**What you need to do:** Repeat all the records exactly, omitting pictures.

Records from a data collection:
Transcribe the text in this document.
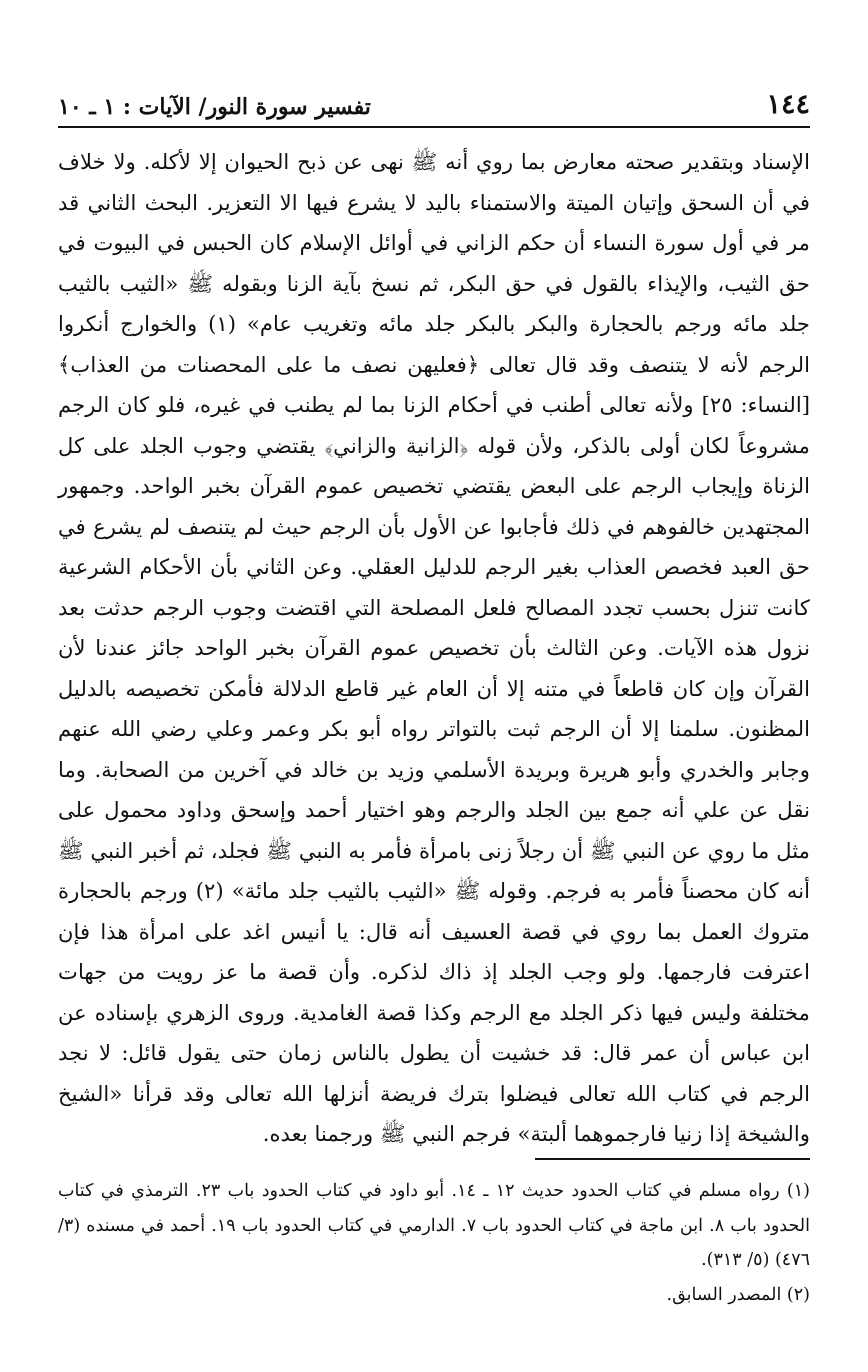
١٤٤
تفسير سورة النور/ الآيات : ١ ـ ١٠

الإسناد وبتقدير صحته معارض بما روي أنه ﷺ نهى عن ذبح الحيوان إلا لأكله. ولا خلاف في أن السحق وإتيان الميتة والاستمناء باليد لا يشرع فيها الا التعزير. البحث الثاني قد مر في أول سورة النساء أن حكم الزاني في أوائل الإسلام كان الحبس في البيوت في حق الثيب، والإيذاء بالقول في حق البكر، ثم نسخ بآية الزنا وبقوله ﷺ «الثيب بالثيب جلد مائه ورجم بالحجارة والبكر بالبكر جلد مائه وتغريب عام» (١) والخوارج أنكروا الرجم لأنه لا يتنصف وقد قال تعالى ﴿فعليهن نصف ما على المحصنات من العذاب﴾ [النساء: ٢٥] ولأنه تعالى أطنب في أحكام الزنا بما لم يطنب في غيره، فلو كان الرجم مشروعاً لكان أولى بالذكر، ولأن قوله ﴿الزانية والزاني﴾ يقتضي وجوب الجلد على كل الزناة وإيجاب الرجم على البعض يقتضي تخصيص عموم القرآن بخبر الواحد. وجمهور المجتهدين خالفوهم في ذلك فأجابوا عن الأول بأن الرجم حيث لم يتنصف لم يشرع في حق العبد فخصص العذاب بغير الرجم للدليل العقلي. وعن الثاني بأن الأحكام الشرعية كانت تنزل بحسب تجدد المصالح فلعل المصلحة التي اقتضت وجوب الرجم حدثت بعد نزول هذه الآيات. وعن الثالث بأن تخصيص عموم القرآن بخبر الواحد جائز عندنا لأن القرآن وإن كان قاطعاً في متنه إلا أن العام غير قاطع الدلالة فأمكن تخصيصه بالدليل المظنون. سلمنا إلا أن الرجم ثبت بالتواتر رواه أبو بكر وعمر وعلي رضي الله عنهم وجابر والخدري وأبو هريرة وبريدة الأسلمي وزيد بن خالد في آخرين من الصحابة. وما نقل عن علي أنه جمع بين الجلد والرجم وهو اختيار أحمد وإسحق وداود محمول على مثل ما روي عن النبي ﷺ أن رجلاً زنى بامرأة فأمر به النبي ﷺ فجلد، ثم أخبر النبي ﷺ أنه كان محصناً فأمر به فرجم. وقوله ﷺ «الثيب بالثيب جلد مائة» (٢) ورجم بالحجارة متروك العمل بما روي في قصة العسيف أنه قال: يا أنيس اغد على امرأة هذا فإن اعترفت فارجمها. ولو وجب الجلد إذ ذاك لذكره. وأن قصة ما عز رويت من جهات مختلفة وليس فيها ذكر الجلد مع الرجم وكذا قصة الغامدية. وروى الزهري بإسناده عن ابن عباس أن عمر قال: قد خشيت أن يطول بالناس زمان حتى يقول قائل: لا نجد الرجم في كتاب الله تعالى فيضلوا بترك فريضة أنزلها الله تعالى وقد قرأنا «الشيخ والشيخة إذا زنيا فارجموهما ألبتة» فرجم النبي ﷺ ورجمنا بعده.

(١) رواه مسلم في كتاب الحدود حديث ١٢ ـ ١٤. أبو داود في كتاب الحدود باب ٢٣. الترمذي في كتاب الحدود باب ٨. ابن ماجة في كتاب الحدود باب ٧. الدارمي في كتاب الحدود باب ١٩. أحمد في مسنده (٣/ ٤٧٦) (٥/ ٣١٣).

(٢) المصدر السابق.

**Result of this task:**
Transcribe the text in this document.
١٤٤
تفسير سورة النور/ الآيات : ١ ـ ١٠

الإسناد وبتقدير صحته معارض بما روي أنه ﷺ نهى عن ذبح الحيوان إلا لأكله. ولا خلاف في أن السحق وإتيان الميتة والاستمناء باليد لا يشرع فيها الا التعزير. البحث الثاني قد مر في أول سورة النساء أن حكم الزاني في أوائل الإسلام كان الحبس في البيوت في حق الثيب، والإيذاء بالقول في حق البكر، ثم نسخ بآية الزنا وبقوله ﷺ «الثيب بالثيب جلد مائه ورجم بالحجارة والبكر بالبكر جلد مائه وتغريب عام» (١) والخوارج أنكروا الرجم لأنه لا يتنصف وقد قال تعالى ﴿فعليهن نصف ما على المحصنات من العذاب﴾ [النساء: ٢٥] ولأنه تعالى أطنب في أحكام الزنا بما لم يطنب في غيره، فلو كان الرجم مشروعاً لكان أولى بالذكر، ولأن قوله ﴿الزانية والزاني﴾ يقتضي وجوب الجلد على كل الزناة وإيجاب الرجم على البعض يقتضي تخصيص عموم القرآن بخبر الواحد. وجمهور المجتهدين خالفوهم في ذلك فأجابوا عن الأول بأن الرجم حيث لم يتنصف لم يشرع في حق العبد فخصص العذاب بغير الرجم للدليل العقلي. وعن الثاني بأن الأحكام الشرعية كانت تنزل بحسب تجدد المصالح فلعل المصلحة التي اقتضت وجوب الرجم حدثت بعد نزول هذه الآيات. وعن الثالث بأن تخصيص عموم القرآن بخبر الواحد جائز عندنا لأن القرآن وإن كان قاطعاً في متنه إلا أن العام غير قاطع الدلالة فأمكن تخصيصه بالدليل المظنون. سلمنا إلا أن الرجم ثبت بالتواتر رواه أبو بكر وعمر وعلي رضي الله عنهم وجابر والخدري وأبو هريرة وبريدة الأسلمي وزيد بن خالد في آخرين من الصحابة. وما نقل عن علي أنه جمع بين الجلد والرجم وهو اختيار أحمد وإسحق وداود محمول على مثل ما روي عن النبي ﷺ أن رجلاً زنى بامرأة فأمر به النبي ﷺ فجلد، ثم أخبر النبي ﷺ أنه كان محصناً فأمر به فرجم. وقوله ﷺ «الثيب بالثيب جلد مائة» (٢) ورجم بالحجارة متروك العمل بما روي في قصة العسيف أنه قال: يا أنيس اغد على امرأة هذا فإن اعترفت فارجمها. ولو وجب الجلد إذ ذاك لذكره. وأن قصة ما عز رويت من جهات مختلفة وليس فيها ذكر الجلد مع الرجم وكذا قصة الغامدية. وروى الزهري بإسناده عن ابن عباس أن عمر قال: قد خشيت أن يطول بالناس زمان حتى يقول قائل: لا نجد الرجم في كتاب الله تعالى فيضلوا بترك فريضة أنزلها الله تعالى وقد قرأنا «الشيخ والشيخة إذا زنيا فارجموهما ألبتة» فرجم النبي ﷺ ورجمنا بعده.

(١) رواه مسلم في كتاب الحدود حديث ١٢ ـ ١٤. أبو داود في كتاب الحدود باب ٢٣. الترمذي في كتاب الحدود باب ٨. ابن ماجة في كتاب الحدود باب ٧. الدارمي في كتاب الحدود باب ١٩. أحمد في مسنده (٣/ ٤٧٦) (٥/ ٣١٣).

(٢) المصدر السابق.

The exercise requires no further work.